» **Task data**
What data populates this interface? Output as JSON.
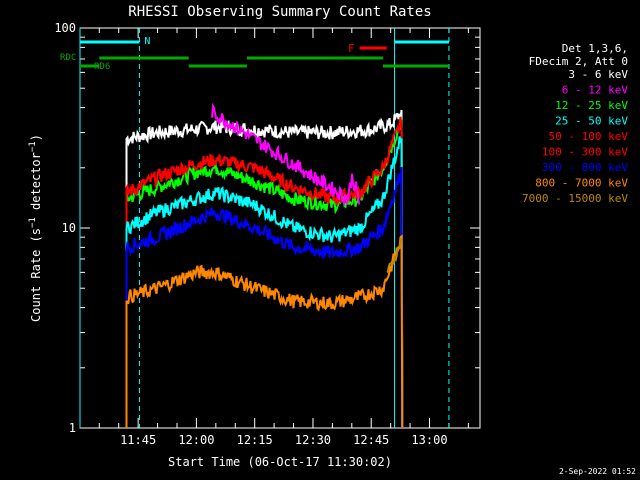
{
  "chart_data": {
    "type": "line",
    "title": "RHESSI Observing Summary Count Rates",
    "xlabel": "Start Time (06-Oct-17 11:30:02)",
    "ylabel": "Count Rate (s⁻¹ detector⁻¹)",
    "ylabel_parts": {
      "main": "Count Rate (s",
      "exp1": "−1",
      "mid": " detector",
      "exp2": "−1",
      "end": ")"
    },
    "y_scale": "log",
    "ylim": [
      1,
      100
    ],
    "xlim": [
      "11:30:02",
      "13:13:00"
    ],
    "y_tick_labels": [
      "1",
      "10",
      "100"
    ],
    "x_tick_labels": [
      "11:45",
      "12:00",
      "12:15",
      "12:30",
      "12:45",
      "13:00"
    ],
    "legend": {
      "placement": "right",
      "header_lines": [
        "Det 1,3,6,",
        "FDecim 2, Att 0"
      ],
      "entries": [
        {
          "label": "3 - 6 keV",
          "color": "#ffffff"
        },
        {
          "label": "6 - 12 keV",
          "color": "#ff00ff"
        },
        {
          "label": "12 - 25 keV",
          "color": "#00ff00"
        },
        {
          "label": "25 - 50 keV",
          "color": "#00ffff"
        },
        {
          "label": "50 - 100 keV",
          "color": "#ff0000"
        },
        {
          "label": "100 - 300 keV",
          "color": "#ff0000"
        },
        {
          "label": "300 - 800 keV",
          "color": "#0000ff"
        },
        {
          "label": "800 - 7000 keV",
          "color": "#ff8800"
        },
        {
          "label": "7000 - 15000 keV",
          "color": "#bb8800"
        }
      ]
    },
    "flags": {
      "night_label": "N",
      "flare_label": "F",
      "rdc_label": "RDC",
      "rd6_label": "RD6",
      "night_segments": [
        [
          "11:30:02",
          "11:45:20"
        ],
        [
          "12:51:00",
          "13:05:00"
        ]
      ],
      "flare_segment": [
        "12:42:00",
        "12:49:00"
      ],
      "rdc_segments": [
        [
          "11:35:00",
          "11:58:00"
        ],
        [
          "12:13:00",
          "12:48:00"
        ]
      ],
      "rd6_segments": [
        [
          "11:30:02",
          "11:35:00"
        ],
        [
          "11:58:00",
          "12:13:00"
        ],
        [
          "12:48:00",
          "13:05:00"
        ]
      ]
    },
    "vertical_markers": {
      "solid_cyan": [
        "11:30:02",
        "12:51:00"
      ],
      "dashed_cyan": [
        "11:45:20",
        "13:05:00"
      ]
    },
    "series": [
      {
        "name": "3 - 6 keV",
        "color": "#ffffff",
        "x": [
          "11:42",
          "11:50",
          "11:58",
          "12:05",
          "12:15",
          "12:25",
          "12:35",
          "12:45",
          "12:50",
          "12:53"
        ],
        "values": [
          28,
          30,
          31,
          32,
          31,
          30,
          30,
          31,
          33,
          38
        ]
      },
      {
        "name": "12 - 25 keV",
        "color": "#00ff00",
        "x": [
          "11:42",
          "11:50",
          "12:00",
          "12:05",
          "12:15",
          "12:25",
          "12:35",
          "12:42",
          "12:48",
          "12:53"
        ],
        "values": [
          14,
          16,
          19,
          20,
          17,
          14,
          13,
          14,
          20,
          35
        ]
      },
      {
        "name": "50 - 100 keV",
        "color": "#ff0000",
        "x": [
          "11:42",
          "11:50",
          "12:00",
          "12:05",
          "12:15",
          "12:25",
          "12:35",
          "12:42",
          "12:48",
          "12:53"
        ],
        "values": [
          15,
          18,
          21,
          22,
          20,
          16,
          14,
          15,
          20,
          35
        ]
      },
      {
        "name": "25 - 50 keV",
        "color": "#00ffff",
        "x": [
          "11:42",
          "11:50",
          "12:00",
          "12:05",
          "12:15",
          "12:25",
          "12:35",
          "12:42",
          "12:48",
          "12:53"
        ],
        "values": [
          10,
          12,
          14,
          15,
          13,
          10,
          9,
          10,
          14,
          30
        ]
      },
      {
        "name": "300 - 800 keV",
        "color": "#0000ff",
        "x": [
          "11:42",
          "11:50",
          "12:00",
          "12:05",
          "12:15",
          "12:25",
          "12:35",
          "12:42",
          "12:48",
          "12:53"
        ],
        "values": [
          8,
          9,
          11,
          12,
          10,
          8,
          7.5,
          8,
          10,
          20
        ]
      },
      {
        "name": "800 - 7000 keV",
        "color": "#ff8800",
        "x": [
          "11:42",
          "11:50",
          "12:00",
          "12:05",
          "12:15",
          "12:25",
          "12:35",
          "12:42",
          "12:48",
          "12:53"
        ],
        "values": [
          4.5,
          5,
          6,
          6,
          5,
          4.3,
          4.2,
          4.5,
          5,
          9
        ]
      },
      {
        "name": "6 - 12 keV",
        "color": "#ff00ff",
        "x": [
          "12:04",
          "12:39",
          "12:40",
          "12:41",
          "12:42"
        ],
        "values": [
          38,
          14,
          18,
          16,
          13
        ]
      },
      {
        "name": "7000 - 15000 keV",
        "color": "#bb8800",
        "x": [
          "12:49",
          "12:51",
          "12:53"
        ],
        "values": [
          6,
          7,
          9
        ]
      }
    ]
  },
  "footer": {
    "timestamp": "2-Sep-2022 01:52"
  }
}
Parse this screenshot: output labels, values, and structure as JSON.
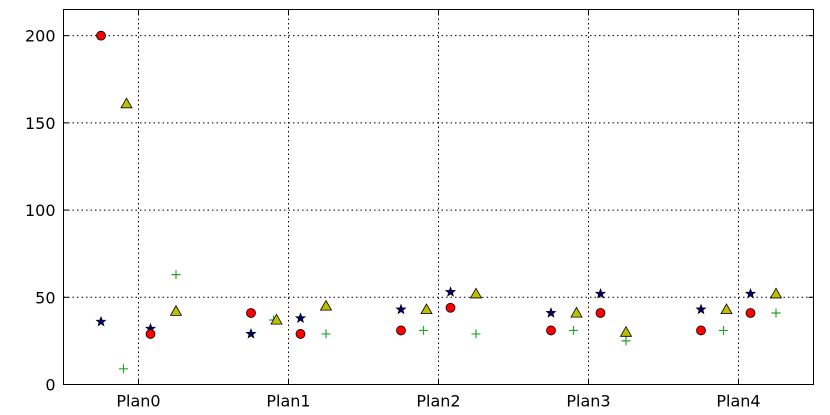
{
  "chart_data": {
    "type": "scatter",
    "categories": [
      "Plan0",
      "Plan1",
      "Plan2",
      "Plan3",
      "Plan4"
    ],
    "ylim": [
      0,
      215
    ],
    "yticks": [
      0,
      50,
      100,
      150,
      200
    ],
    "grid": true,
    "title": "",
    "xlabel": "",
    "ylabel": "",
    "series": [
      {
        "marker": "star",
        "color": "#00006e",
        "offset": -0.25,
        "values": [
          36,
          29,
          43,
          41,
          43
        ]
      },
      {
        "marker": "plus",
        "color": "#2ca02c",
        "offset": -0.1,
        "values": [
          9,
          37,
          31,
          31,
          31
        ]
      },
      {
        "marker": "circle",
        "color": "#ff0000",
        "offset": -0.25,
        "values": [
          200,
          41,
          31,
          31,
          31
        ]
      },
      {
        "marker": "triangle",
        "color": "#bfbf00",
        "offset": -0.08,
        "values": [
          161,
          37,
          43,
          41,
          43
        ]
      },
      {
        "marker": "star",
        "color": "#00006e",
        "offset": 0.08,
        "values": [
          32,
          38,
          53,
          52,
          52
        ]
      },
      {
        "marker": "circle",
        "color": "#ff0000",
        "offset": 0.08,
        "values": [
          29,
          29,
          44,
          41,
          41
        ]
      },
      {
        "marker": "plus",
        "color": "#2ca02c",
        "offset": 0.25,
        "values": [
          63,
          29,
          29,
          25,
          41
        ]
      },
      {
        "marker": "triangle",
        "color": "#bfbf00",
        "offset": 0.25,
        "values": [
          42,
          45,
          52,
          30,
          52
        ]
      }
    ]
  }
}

» **Set exercise**
The records above must be printed exactly; the pictures stay out.

» **Exercise answer**
What data populates this interface? Output as JSON.
{
  "chart_data": {
    "type": "line",
    "title": "RHESSI Observing Summary Count Rates",
    "xlabel": "Start Time (06-Oct-17 11:30:02)",
    "ylabel": "Count Rate (s⁻¹ detector⁻¹)",
    "ylabel_parts": {
      "main": "Count Rate (s",
      "exp1": "−1",
      "mid": " detector",
      "exp2": "−1",
      "end": ")"
    },
    "y_scale": "log",
    "ylim": [
      1,
      100
    ],
    "xlim": [
      "11:30:02",
      "13:13:00"
    ],
    "y_tick_labels": [
      "1",
      "10",
      "100"
    ],
    "x_tick_labels": [
      "11:45",
      "12:00",
      "12:15",
      "12:30",
      "12:45",
      "13:00"
    ],
    "legend": {
      "placement": "right",
      "header_lines": [
        "Det 1,3,6,",
        "FDecim 2, Att 0"
      ],
      "entries": [
        {
          "label": "3 - 6 keV",
          "color": "#ffffff"
        },
        {
          "label": "6 - 12 keV",
          "color": "#ff00ff"
        },
        {
          "label": "12 - 25 keV",
          "color": "#00ff00"
        },
        {
          "label": "25 - 50 keV",
          "color": "#00ffff"
        },
        {
          "label": "50 - 100 keV",
          "color": "#ff0000"
        },
        {
          "label": "100 - 300 keV",
          "color": "#ff0000"
        },
        {
          "label": "300 - 800 keV",
          "color": "#0000ff"
        },
        {
          "label": "800 - 7000 keV",
          "color": "#ff8800"
        },
        {
          "label": "7000 - 15000 keV",
          "color": "#bb8800"
        }
      ]
    },
    "flags": {
      "night_label": "N",
      "flare_label": "F",
      "rdc_label": "RDC",
      "rd6_label": "RD6",
      "night_segments": [
        [
          "11:30:02",
          "11:45:20"
        ],
        [
          "12:51:00",
          "13:05:00"
        ]
      ],
      "flare_segment": [
        "12:42:00",
        "12:49:00"
      ],
      "rdc_segments": [
        [
          "11:35:00",
          "11:58:00"
        ],
        [
          "12:13:00",
          "12:48:00"
        ]
      ],
      "rd6_segments": [
        [
          "11:30:02",
          "11:35:00"
        ],
        [
          "11:58:00",
          "12:13:00"
        ],
        [
          "12:48:00",
          "13:05:00"
        ]
      ]
    },
    "vertical_markers": {
      "solid_cyan": [
        "11:30:02",
        "12:51:00"
      ],
      "dashed_cyan": [
        "11:45:20",
        "13:05:00"
      ]
    },
    "series": [
      {
        "name": "3 - 6 keV",
        "color": "#ffffff",
        "x": [
          "11:42",
          "11:50",
          "11:58",
          "12:05",
          "12:15",
          "12:25",
          "12:35",
          "12:45",
          "12:50",
          "12:53"
        ],
        "values": [
          28,
          30,
          31,
          32,
          31,
          30,
          30,
          31,
          33,
          38
        ]
      },
      {
        "name": "12 - 25 keV",
        "color": "#00ff00",
        "x": [
          "11:42",
          "11:50",
          "12:00",
          "12:05",
          "12:15",
          "12:25",
          "12:35",
          "12:42",
          "12:48",
          "12:53"
        ],
        "values": [
          14,
          16,
          19,
          20,
          17,
          14,
          13,
          14,
          20,
          35
        ]
      },
      {
        "name": "50 - 100 keV",
        "color": "#ff0000",
        "x": [
          "11:42",
          "11:50",
          "12:00",
          "12:05",
          "12:15",
          "12:25",
          "12:35",
          "12:42",
          "12:48",
          "12:53"
        ],
        "values": [
          15,
          18,
          21,
          22,
          20,
          16,
          14,
          15,
          20,
          35
        ]
      },
      {
        "name": "25 - 50 keV",
        "color": "#00ffff",
        "x": [
          "11:42",
          "11:50",
          "12:00",
          "12:05",
          "12:15",
          "12:25",
          "12:35",
          "12:42",
          "12:48",
          "12:53"
        ],
        "values": [
          10,
          12,
          14,
          15,
          13,
          10,
          9,
          10,
          14,
          30
        ]
      },
      {
        "name": "300 - 800 keV",
        "color": "#0000ff",
        "x": [
          "11:42",
          "11:50",
          "12:00",
          "12:05",
          "12:15",
          "12:25",
          "12:35",
          "12:42",
          "12:48",
          "12:53"
        ],
        "values": [
          8,
          9,
          11,
          12,
          10,
          8,
          7.5,
          8,
          10,
          20
        ]
      },
      {
        "name": "800 - 7000 keV",
        "color": "#ff8800",
        "x": [
          "11:42",
          "11:50",
          "12:00",
          "12:05",
          "12:15",
          "12:25",
          "12:35",
          "12:42",
          "12:48",
          "12:53"
        ],
        "values": [
          4.5,
          5,
          6,
          6,
          5,
          4.3,
          4.2,
          4.5,
          5,
          9
        ]
      },
      {
        "name": "6 - 12 keV",
        "color": "#ff00ff",
        "x": [
          "12:04",
          "12:39",
          "12:40",
          "12:41",
          "12:42"
        ],
        "values": [
          38,
          14,
          18,
          16,
          13
        ]
      },
      {
        "name": "7000 - 15000 keV",
        "color": "#bb8800",
        "x": [
          "12:49",
          "12:51",
          "12:53"
        ],
        "values": [
          6,
          7,
          9
        ]
      }
    ]
  },
  "footer": {
    "timestamp": "2-Sep-2022 01:52"
  }
}
Parse this screenshot: output labels, values, and structure as JSON.
{
  "chart_data": {
    "type": "scatter",
    "categories": [
      "Plan0",
      "Plan1",
      "Plan2",
      "Plan3",
      "Plan4"
    ],
    "ylim": [
      0,
      215
    ],
    "yticks": [
      0,
      50,
      100,
      150,
      200
    ],
    "grid": true,
    "title": "",
    "xlabel": "",
    "ylabel": "",
    "series": [
      {
        "marker": "star",
        "color": "#00006e",
        "offset": -0.25,
        "values": [
          36,
          29,
          43,
          41,
          43
        ]
      },
      {
        "marker": "plus",
        "color": "#2ca02c",
        "offset": -0.1,
        "values": [
          9,
          37,
          31,
          31,
          31
        ]
      },
      {
        "marker": "circle",
        "color": "#ff0000",
        "offset": -0.25,
        "values": [
          200,
          41,
          31,
          31,
          31
        ]
      },
      {
        "marker": "triangle",
        "color": "#bfbf00",
        "offset": -0.08,
        "values": [
          161,
          37,
          43,
          41,
          43
        ]
      },
      {
        "marker": "star",
        "color": "#00006e",
        "offset": 0.08,
        "values": [
          32,
          38,
          53,
          52,
          52
        ]
      },
      {
        "marker": "circle",
        "color": "#ff0000",
        "offset": 0.08,
        "values": [
          29,
          29,
          44,
          41,
          41
        ]
      },
      {
        "marker": "plus",
        "color": "#2ca02c",
        "offset": 0.25,
        "values": [
          63,
          29,
          29,
          25,
          41
        ]
      },
      {
        "marker": "triangle",
        "color": "#bfbf00",
        "offset": 0.25,
        "values": [
          42,
          45,
          52,
          30,
          52
        ]
      }
    ]
  }
}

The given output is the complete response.